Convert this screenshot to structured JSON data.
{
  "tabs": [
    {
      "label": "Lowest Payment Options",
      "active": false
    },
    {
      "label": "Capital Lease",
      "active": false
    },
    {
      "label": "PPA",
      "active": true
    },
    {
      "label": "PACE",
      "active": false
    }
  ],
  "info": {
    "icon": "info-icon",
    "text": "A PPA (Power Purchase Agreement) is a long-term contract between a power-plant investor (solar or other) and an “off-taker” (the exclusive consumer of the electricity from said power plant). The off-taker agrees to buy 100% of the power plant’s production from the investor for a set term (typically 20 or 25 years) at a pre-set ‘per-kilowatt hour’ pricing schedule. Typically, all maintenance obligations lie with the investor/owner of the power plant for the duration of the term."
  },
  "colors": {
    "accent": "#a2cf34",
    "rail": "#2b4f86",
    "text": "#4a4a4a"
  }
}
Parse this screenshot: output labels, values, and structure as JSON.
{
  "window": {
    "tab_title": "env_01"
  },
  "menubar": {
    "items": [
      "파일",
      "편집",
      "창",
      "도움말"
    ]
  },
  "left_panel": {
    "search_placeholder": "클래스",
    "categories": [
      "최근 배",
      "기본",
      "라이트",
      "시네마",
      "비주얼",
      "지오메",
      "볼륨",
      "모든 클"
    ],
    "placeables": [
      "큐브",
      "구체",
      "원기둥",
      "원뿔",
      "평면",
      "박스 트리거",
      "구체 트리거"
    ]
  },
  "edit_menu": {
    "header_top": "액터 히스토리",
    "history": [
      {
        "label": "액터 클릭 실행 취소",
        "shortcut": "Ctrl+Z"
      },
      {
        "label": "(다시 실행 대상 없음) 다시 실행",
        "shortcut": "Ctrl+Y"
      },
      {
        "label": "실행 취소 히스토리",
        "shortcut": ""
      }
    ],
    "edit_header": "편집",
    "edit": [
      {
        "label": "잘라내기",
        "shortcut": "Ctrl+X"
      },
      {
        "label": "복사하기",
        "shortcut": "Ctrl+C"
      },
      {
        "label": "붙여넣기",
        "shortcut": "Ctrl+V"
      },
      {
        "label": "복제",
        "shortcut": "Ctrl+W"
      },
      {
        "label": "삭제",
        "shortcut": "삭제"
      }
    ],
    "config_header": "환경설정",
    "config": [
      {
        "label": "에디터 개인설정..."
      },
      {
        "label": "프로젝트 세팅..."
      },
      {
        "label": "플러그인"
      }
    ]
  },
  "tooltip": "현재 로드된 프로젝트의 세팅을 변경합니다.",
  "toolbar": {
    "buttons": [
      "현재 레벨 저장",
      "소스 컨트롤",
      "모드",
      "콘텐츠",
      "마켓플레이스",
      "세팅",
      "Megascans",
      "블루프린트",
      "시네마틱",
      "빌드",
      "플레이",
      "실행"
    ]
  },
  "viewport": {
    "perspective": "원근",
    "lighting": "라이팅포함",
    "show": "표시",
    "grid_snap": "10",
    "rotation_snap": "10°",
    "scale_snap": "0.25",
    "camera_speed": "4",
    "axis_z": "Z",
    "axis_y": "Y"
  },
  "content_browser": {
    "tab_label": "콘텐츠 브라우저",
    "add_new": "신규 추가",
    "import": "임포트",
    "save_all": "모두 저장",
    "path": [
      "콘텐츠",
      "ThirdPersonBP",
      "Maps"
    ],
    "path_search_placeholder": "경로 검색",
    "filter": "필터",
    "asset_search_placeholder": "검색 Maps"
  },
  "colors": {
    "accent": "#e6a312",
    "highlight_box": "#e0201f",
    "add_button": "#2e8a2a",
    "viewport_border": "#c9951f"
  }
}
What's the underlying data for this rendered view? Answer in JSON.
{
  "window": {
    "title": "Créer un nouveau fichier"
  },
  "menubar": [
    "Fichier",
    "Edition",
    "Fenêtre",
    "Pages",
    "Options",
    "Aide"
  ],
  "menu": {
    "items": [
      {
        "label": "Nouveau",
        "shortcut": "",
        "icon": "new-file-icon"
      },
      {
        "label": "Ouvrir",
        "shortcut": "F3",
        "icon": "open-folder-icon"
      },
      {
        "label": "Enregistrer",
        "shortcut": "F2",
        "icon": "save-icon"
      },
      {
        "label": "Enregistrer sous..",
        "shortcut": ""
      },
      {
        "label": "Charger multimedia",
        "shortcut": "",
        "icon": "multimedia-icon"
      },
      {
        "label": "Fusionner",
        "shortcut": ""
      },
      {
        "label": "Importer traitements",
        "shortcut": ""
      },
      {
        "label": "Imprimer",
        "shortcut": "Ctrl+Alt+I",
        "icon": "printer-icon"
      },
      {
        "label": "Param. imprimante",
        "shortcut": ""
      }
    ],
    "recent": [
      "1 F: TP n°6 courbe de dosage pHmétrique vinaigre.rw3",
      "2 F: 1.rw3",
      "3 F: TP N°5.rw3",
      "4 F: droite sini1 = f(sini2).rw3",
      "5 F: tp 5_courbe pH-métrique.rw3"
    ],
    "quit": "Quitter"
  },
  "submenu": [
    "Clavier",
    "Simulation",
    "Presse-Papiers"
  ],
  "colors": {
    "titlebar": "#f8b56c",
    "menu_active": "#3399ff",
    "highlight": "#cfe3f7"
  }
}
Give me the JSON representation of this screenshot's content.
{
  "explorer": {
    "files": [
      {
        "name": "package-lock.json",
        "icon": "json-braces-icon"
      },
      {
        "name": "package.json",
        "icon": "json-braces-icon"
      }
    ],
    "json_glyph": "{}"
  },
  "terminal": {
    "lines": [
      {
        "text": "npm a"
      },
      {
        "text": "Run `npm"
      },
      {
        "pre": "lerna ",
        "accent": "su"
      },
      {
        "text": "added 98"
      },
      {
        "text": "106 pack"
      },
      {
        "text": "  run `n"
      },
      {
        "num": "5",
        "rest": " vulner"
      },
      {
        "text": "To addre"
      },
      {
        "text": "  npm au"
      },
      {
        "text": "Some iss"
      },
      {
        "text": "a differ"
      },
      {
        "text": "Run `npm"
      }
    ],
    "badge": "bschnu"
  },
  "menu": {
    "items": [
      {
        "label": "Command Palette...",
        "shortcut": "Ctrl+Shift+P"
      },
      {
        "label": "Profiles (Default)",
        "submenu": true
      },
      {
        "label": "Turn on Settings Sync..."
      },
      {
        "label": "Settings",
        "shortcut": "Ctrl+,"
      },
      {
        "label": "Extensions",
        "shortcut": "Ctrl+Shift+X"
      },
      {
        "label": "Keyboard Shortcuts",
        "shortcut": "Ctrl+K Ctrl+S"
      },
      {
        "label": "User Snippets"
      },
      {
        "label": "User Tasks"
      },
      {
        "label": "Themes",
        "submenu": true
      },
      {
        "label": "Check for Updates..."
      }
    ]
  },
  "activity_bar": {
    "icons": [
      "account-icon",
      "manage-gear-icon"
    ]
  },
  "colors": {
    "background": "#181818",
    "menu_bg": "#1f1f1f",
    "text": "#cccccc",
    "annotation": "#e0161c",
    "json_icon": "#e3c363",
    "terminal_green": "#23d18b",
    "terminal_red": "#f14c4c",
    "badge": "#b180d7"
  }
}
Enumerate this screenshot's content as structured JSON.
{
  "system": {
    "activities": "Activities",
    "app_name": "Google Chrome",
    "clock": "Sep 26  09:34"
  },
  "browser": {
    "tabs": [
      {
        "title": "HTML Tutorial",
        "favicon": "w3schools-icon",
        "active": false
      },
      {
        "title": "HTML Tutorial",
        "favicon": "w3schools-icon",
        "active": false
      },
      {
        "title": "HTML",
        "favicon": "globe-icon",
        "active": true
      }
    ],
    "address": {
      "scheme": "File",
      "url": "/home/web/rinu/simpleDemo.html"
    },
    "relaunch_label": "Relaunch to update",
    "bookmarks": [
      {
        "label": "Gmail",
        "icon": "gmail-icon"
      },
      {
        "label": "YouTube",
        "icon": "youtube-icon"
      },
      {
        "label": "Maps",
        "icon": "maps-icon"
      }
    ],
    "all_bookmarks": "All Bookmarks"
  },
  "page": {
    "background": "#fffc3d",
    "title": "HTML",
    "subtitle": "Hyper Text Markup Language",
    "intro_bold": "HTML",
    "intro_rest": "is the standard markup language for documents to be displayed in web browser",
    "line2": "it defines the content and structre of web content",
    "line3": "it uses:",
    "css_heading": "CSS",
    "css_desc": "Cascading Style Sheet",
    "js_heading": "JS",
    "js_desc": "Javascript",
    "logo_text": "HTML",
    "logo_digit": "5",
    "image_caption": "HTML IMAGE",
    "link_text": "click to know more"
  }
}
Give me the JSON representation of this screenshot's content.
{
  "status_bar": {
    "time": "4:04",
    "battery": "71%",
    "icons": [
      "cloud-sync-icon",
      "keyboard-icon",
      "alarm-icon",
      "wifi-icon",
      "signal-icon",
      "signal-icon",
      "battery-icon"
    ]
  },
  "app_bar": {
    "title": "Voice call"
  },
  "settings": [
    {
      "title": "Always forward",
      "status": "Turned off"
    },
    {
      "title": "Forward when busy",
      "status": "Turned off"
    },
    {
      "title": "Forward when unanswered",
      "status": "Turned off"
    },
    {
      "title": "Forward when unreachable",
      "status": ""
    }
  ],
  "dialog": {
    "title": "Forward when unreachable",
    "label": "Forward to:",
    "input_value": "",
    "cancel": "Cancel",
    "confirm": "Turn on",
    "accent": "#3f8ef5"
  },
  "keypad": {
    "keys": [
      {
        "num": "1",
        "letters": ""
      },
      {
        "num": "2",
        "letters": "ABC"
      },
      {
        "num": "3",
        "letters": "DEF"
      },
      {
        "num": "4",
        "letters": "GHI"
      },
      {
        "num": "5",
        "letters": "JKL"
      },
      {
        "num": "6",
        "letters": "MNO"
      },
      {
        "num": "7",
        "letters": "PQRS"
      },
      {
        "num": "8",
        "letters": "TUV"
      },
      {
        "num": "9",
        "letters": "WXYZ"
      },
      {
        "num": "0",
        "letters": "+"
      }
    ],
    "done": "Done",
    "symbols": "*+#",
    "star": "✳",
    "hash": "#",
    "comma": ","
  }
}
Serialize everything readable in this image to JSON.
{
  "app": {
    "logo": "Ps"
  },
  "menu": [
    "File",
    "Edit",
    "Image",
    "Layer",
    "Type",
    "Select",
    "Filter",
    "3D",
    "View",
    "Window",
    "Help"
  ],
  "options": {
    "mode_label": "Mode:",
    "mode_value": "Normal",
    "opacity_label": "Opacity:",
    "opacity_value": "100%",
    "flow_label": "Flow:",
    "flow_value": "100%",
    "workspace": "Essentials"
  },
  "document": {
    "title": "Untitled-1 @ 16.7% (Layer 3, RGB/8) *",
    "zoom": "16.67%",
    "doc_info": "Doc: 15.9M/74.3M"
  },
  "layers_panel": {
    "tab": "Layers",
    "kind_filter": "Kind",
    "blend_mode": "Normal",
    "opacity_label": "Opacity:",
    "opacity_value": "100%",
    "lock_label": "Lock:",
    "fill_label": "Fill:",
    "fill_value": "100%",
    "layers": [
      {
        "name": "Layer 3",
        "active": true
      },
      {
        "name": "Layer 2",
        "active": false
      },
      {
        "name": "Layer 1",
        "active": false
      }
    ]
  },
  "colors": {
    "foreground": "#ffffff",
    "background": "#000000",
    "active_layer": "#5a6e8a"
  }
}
####################
— SHORT PROBLEM —
Reproduce the records above exactly, starting with the line that contains "Serialize everything readable" and ending with the last line.

— EXPECTED OUTPUT —
Serialize everything readable in this image to JSON.
{
  "app": {
    "logo": "Ps"
  },
  "menu": [
    "File",
    "Edit",
    "Image",
    "Layer",
    "Type",
    "Select",
    "Filter",
    "3D",
    "View",
    "Window",
    "Help"
  ],
  "options": {
    "mode_label": "Mode:",
    "mode_value": "Normal",
    "opacity_label": "Opacity:",
    "opacity_value": "100%",
    "flow_label": "Flow:",
    "flow_value": "100%",
    "workspace": "Essentials"
  },
  "document": {
    "title": "Untitled-1 @ 16.7% (Layer 3, RGB/8) *",
    "zoom": "16.67%",
    "doc_info": "Doc: 15.9M/74.3M"
  },
  "layers_panel": {
    "tab": "Layers",
    "kind_filter": "Kind",
    "blend_mode": "Normal",
    "opacity_label": "Opacity:",
    "opacity_value": "100%",
    "lock_label": "Lock:",
    "fill_label": "Fill:",
    "fill_value": "100%",
    "layers": [
      {
        "name": "Layer 3",
        "active": true
      },
      {
        "name": "Layer 2",
        "active": false
      },
      {
        "name": "Layer 1",
        "active": false
      }
    ]
  },
  "colors": {
    "foreground": "#ffffff",
    "background": "#000000",
    "active_layer": "#5a6e8a"
  }
}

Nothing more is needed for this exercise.